__Requirement__. Search the material below for the word "Solutions" and copy every line in which it occurs.

________

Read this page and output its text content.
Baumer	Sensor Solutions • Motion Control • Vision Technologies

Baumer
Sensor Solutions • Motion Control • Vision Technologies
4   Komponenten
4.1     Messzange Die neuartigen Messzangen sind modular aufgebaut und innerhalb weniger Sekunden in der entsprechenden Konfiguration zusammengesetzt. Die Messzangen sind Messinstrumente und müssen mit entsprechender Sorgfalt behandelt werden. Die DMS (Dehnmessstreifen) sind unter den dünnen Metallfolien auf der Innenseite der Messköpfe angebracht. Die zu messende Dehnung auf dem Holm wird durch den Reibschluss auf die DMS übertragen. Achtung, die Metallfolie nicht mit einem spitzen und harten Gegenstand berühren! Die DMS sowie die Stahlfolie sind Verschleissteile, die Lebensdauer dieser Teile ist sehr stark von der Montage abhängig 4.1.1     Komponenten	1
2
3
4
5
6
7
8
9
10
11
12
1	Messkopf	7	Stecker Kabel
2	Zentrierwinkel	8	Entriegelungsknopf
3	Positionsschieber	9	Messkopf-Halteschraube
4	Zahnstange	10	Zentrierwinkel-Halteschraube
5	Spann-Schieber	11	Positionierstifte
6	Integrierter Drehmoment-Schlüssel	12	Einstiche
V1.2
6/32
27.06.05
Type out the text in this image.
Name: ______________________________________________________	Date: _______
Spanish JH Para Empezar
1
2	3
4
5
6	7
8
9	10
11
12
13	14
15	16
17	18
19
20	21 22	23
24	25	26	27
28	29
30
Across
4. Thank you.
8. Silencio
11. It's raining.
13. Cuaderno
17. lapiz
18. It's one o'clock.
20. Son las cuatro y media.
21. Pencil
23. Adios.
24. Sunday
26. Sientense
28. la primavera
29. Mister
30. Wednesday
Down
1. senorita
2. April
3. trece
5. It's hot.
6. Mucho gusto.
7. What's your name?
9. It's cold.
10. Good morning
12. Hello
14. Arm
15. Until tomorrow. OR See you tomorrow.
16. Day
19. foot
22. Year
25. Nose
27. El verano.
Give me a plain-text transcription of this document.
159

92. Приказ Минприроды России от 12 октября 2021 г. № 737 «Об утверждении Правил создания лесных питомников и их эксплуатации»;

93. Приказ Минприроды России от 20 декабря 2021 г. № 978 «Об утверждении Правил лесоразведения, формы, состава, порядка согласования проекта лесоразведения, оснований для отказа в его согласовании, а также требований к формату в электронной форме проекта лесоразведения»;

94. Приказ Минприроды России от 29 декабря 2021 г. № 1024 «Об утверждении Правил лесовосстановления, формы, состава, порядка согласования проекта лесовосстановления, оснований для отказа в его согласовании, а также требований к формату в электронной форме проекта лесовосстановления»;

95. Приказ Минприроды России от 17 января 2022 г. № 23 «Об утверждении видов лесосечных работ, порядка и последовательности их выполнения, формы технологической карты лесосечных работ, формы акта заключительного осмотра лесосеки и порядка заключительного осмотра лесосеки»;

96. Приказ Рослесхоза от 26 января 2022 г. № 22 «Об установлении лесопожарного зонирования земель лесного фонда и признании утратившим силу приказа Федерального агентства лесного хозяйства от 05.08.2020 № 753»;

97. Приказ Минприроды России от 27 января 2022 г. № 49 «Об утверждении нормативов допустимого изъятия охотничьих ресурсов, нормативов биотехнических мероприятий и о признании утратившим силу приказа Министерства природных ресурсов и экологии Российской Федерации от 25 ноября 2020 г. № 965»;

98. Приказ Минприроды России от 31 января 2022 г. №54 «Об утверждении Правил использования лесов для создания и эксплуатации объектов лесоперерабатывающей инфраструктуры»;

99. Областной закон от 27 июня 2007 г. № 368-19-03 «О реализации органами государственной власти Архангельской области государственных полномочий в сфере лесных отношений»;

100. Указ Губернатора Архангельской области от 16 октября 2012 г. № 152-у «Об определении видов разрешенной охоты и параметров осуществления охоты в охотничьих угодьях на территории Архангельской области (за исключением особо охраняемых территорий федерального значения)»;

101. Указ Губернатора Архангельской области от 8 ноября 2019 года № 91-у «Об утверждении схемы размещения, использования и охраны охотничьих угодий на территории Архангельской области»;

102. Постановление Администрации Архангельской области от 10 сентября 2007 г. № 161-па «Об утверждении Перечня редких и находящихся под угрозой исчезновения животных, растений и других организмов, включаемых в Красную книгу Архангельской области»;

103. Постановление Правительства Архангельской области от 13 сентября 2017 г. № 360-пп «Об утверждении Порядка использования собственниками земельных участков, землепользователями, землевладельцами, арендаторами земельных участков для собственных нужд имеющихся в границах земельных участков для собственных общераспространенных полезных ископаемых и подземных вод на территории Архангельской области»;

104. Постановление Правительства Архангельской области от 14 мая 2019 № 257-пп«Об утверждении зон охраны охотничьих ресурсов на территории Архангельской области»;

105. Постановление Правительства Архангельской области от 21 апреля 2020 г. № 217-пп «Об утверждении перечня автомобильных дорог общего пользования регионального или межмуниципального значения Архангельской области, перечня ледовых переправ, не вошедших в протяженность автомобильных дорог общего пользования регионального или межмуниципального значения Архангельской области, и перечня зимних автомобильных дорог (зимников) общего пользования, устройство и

________

__Answer to this exercise__.
Baumer	Sensor Solutions • Motion Control • Vision Technologies
Sensor Solutions • Motion Control • Vision Technologies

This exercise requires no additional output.